• **Given problem**
Search the records that follow and extract every line containing the string "this".

• **Data records**
◇ ◇ ◇ ◇ ◇

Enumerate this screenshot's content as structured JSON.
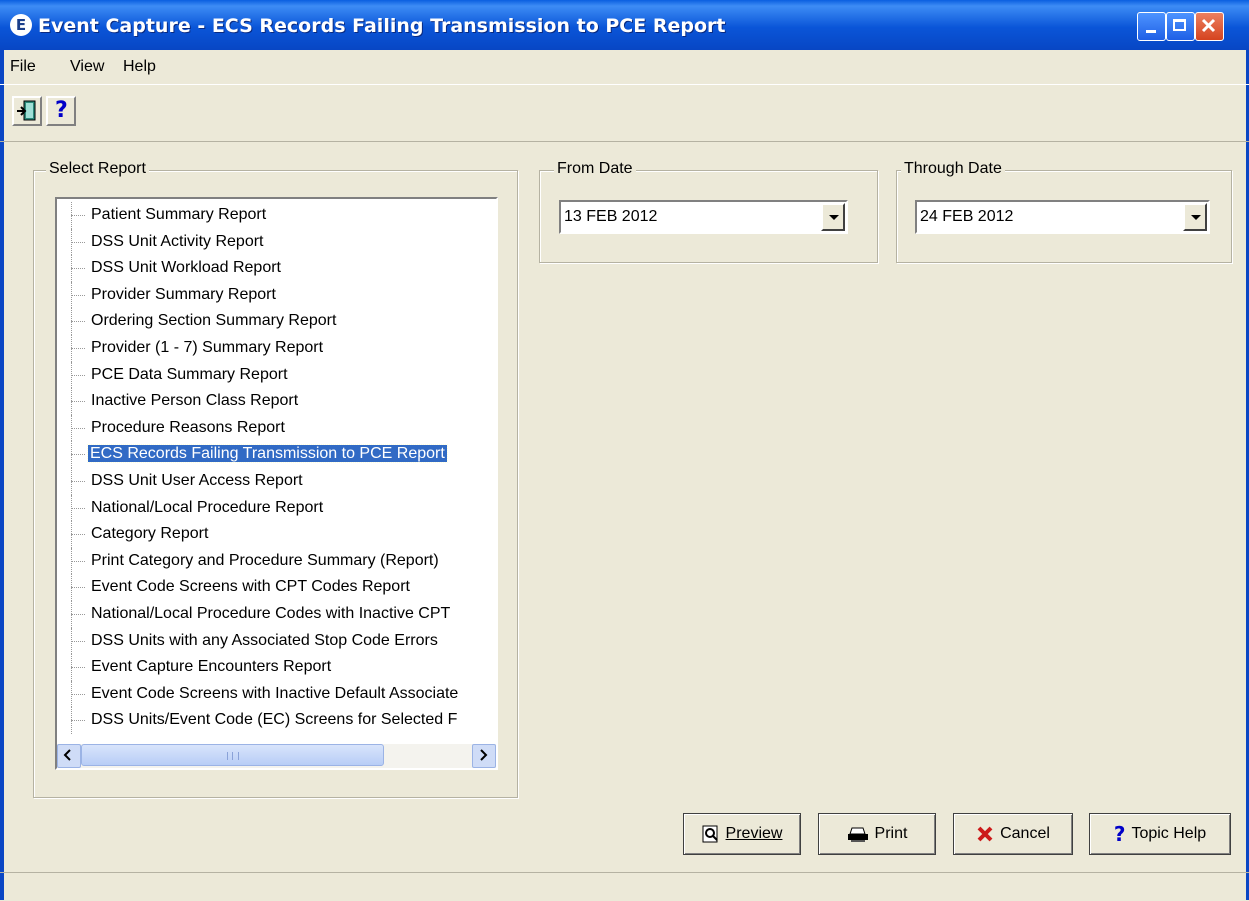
{
  "window": {
    "title": "Event Capture - ECS Records Failing Transmission to PCE Report",
    "icon_letter": "E"
  },
  "menu": [
    "File",
    "View",
    "Help"
  ],
  "toolbar": {
    "exit_icon": "exit-door-icon",
    "help_label": "?"
  },
  "select_report": {
    "legend": "Select Report",
    "items": [
      "Patient Summary Report",
      "DSS Unit Activity Report",
      "DSS Unit Workload Report",
      "Provider Summary Report",
      "Ordering Section Summary Report",
      "Provider (1 - 7) Summary Report",
      "PCE Data Summary Report",
      "Inactive Person Class Report",
      "Procedure Reasons Report",
      "ECS Records Failing Transmission to PCE Report",
      "DSS Unit User Access Report",
      "National/Local Procedure Report",
      "Category Report",
      "Print Category and Procedure Summary (Report)",
      "Event Code Screens with CPT Codes Report",
      "National/Local Procedure Codes with Inactive CPT",
      "DSS Units with any Associated Stop Code Errors",
      "Event Capture Encounters Report",
      "Event Code Screens with Inactive Default Associate",
      "DSS Units/Event Code (EC) Screens for Selected F"
    ],
    "selected": "ECS Records Failing Transmission to PCE Report"
  },
  "from_date": {
    "legend": "From Date",
    "value": "13 FEB 2012"
  },
  "through_date": {
    "legend": "Through Date",
    "value": "24 FEB 2012"
  },
  "buttons": {
    "preview": "Preview",
    "print": "Print",
    "cancel": "Cancel",
    "topic_help": "Topic Help"
  },
  "colors": {
    "title_bar": "#0a55d8",
    "selection": "#316ac5",
    "face": "#ece9d8"
  }
}
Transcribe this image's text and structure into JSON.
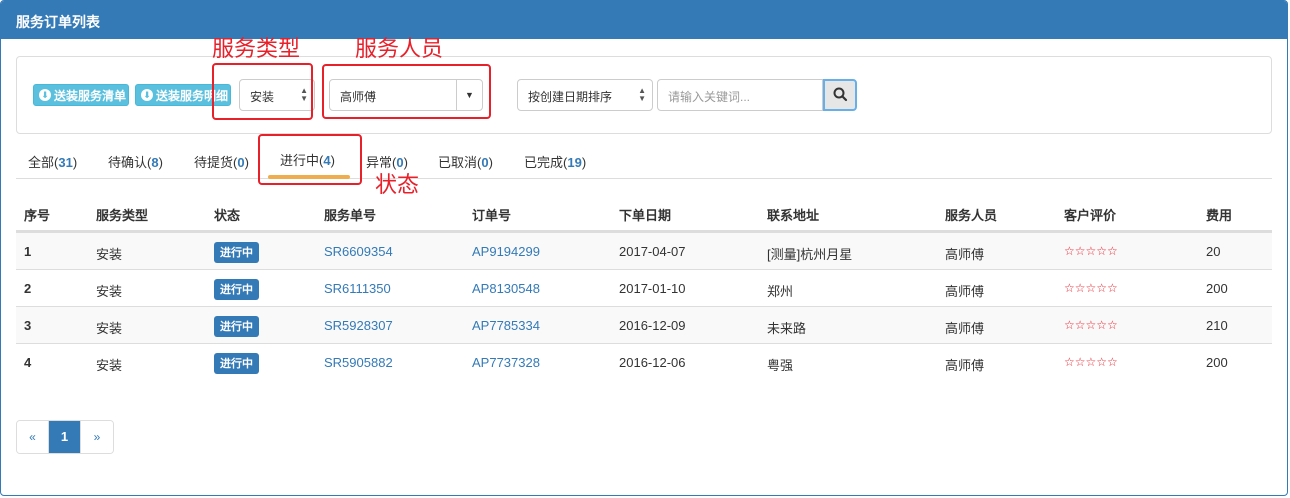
{
  "panel": {
    "title": "服务订单列表"
  },
  "toolbar": {
    "btn_list": "送装服务清单",
    "btn_detail": "送装服务明细",
    "service_type": "安装",
    "service_person": "高师傅",
    "sort": "按创建日期排序",
    "search_placeholder": "请输入关键词..."
  },
  "annotations": {
    "service_type": "服务类型",
    "service_person": "服务人员",
    "status": "状态"
  },
  "tabs": [
    {
      "label": "全部(",
      "count": "31",
      "close": ")"
    },
    {
      "label": "待确认(",
      "count": "8",
      "close": ")"
    },
    {
      "label": "待提货(",
      "count": "0",
      "close": ")"
    },
    {
      "label": "进行中(",
      "count": "4",
      "close": ")"
    },
    {
      "label": "异常(",
      "count": "0",
      "close": ")"
    },
    {
      "label": "已取消(",
      "count": "0",
      "close": ")"
    },
    {
      "label": "已完成(",
      "count": "19",
      "close": ")"
    }
  ],
  "table": {
    "headers": [
      "序号",
      "服务类型",
      "状态",
      "服务单号",
      "订单号",
      "下单日期",
      "联系地址",
      "服务人员",
      "客户评价",
      "费用"
    ],
    "rows": [
      {
        "no": "1",
        "type": "安装",
        "status": "进行中",
        "service_no": "SR6609354",
        "order_no": "AP9194299",
        "date": "2017-04-07",
        "address": "[测量]杭州月星",
        "person": "高师傅",
        "rating": "☆☆☆☆☆",
        "fee": "20"
      },
      {
        "no": "2",
        "type": "安装",
        "status": "进行中",
        "service_no": "SR6111350",
        "order_no": "AP8130548",
        "date": "2017-01-10",
        "address": "郑州",
        "person": "高师傅",
        "rating": "☆☆☆☆☆",
        "fee": "200"
      },
      {
        "no": "3",
        "type": "安装",
        "status": "进行中",
        "service_no": "SR5928307",
        "order_no": "AP7785334",
        "date": "2016-12-09",
        "address": "未来路",
        "person": "高师傅",
        "rating": "☆☆☆☆☆",
        "fee": "210"
      },
      {
        "no": "4",
        "type": "安装",
        "status": "进行中",
        "service_no": "SR5905882",
        "order_no": "AP7737328",
        "date": "2016-12-06",
        "address": "粤强",
        "person": "高师傅",
        "rating": "☆☆☆☆☆",
        "fee": "200"
      }
    ]
  },
  "pager": {
    "prev": "«",
    "current": "1",
    "next": "»"
  },
  "colors": {
    "primary": "#337ab7",
    "info": "#5bc0de",
    "annotation": "#e8202a",
    "tab_underline": "#f0ad4e"
  }
}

◇ ◇ ◇ ◇ ◇

• **Written solution**
Enumerate this screenshot's content as structured JSON.
Transcribe this image's text and structure into JSON.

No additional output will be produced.